- _Extrait de page_:
>>>

Ouverture de la concurrence du ferroviaire : Auvergne Rhône-Alpes suivra-t-elle le chemin de la Région Sud ?

DECRYPTAGE. Prévue dans le cadre de la transposition de la réglementation européenne, l'ouverture à la concurrence du marché ferroviaire n’en est encore qu’à ses débuts. Mais elle se traduira, à terme, sur l'ensemble des lignes TER, TGV mais également des liaisons Intercités. Alors que la Région Sud a annoncé, la première, l’attribution d’une concession à Transdev, la prudence semble pour l’heure de mise en Auvergne Rhône-Alpes, où la libéralisation progressive devrait se concrétiser, d’abord, par des arrivées sur le marché des lignes TGV ou Intercités.
En Auvergne Rhône-Alpes, le contrat actuel pour l'exploitation des TER s'échelonne par exemple sur la période 2017-2022. C'est donc surtout à compter de cette date (et plus largement du seuil de décembre 2023 fixé par la loi) que l'obligation d'ouvrir ses appels d'offres à la concurrence va devoir ainsi se traduire en actes.
En Auvergne Rhône-Alpes, le contrat actuel pour l'exploitation des TER s'échelonne par exemple sur la période 2017-2022. C'est donc surtout à compter de cette date (et plus largement du seuil de décembre 2023 fixé par la loi) que l'obligation d'ouvrir ses appels d'offres à la concurrence va devoir ainsi se traduire en actes. (Crédits : Alstom)

<<<

- _Données enregistrées_:
>>>

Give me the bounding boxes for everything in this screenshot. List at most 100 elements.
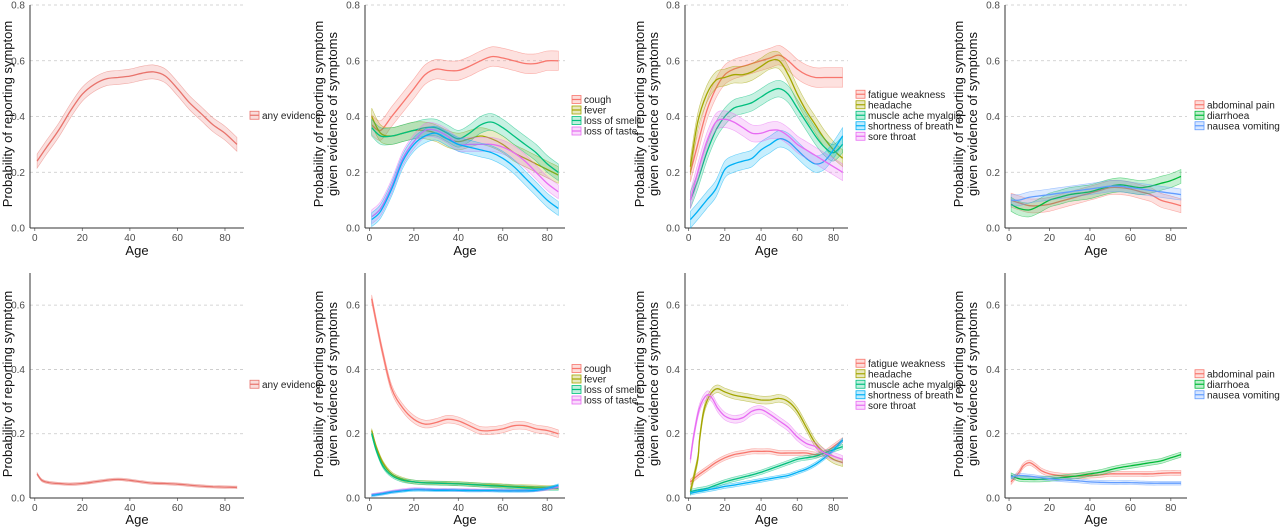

<<<

- _Tâches_:
**a)** Pour chacune des affirmations suivantes, indiquez par oui ou non si elle concorde avec l'extrait sur l'ouverture à la concurrence du ferroviaire, en citant les mots décisifs de cet extrait. (i) La Région Sud a été la première à annoncer l'attribution d'une concession à Transdev. (ii) En Auvergne Rhône-Alpes, le contrat actuel d'exploitation des TER couvre la période 2017-2025. (iii) L'ouverture à la concurrence ne concernera que les lignes TER.
**b)** Prolongez l'extrait sur l'ouverture à la concurrence du ferroviaire en rédigeant la suite de l'article après sa dernière phrase.

- _Réponses par tâche_:
**a)**
(i) Oui : « la Région Sud a annoncé, la première, l’attribution d’une concession à Transdev ».
(ii) Non : « le contrat actuel pour l'exploitation des TER s'échelonne par exemple sur la période 2017-2022 ».
(iii) Non : « elle se traduira, à terme, sur l'ensemble des lignes TER, TGV mais également des liaisons Intercités ».

**b)**
Elle peut ressembler à un vieux serpent de mer, et en même temps, à un sujet qui cristallise des inquiétudes tant sociales, qu'économiques et opérationnelles à l'égard de l'opérateur français historique, qu'est la SNCF. L'ouverture à la concurrence du marché du transport ferroviaire, engagée par des réglementations européennes transposées au sein de la loi française depuis 2018, n'est pas nouvelle, mais elle s'approche doucement mais surement de sa gare d'arrivée...

« Les premières libéralisations du secteur ont en réalité d'abord concerné le fret international en 2003, le fret intérieur en 2006, puis le trafic international de voyageurs en 2009. Le trafic national de voyageurs est ouvert depuis fin 2020 et l'Etat ou les Conseils Régionaux peuvent (théoriquement) organiser des appels d'offres depuis fin 2019 », explique Sylvain Touzeau, directeur associé au sein du cabinet de conseil Sia Partners.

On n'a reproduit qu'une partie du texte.